WORK REQUIRED
Below are the records; pull every line that includes "ciudad".
-=-=-=-=-
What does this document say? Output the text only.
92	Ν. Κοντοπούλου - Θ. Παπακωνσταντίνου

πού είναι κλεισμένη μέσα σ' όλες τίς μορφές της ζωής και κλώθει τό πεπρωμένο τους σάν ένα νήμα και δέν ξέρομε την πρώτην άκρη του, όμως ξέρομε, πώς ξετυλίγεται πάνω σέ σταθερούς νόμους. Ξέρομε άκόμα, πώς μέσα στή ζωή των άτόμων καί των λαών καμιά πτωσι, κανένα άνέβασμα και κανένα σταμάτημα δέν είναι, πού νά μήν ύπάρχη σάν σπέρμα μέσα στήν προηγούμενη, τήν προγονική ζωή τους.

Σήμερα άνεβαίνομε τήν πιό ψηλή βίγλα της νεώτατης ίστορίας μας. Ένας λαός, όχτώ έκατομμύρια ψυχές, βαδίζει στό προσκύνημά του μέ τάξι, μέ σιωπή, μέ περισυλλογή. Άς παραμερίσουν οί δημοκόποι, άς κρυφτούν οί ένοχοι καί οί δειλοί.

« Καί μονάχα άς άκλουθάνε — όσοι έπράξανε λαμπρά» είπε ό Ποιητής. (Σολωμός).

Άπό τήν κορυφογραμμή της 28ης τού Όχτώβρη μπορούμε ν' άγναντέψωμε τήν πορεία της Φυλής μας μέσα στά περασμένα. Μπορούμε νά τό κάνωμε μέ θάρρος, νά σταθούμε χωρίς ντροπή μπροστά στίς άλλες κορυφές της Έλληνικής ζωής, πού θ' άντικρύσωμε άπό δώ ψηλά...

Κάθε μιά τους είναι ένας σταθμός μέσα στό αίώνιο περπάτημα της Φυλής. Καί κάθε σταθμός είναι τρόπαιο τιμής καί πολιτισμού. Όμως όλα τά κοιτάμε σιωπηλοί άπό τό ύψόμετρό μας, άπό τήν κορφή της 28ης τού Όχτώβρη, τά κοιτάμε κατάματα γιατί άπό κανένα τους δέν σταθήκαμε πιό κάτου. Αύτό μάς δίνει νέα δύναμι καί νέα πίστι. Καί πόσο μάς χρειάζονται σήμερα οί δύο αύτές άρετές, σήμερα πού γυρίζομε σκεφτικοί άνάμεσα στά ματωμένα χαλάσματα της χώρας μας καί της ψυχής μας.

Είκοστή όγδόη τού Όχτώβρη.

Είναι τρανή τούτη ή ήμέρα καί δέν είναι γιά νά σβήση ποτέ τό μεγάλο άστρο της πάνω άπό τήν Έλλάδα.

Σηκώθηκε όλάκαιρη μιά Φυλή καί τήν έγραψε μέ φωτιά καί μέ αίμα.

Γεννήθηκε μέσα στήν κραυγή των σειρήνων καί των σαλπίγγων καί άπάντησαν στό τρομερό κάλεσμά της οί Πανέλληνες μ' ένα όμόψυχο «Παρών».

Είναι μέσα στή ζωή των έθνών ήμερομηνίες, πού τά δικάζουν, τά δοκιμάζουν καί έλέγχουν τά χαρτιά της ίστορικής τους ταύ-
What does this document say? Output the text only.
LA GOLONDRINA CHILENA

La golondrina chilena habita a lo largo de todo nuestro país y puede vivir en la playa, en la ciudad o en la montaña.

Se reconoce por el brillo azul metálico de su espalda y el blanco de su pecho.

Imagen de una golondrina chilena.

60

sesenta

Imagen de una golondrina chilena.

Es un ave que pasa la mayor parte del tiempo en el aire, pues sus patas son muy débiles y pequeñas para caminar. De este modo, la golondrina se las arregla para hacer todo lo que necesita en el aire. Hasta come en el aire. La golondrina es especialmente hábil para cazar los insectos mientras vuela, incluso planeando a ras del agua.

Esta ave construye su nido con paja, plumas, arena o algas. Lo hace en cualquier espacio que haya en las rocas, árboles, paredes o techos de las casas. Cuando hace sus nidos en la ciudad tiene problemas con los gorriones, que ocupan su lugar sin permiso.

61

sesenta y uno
-=-=-=-=-
PROBLEM SOLUTION
La golondrina chilena habita a lo largo de todo nuestro país y puede vivir en la playa, en la ciudad o en la montaña.
Esta ave construye su nido con paja, plumas, arena o algas. Lo hace en cualquier espacio que haya en las rocas, árboles, paredes o techos de las casas. Cuando hace sus nidos en la ciudad tiene problemas con los gorriones, que ocupan su lugar sin permiso.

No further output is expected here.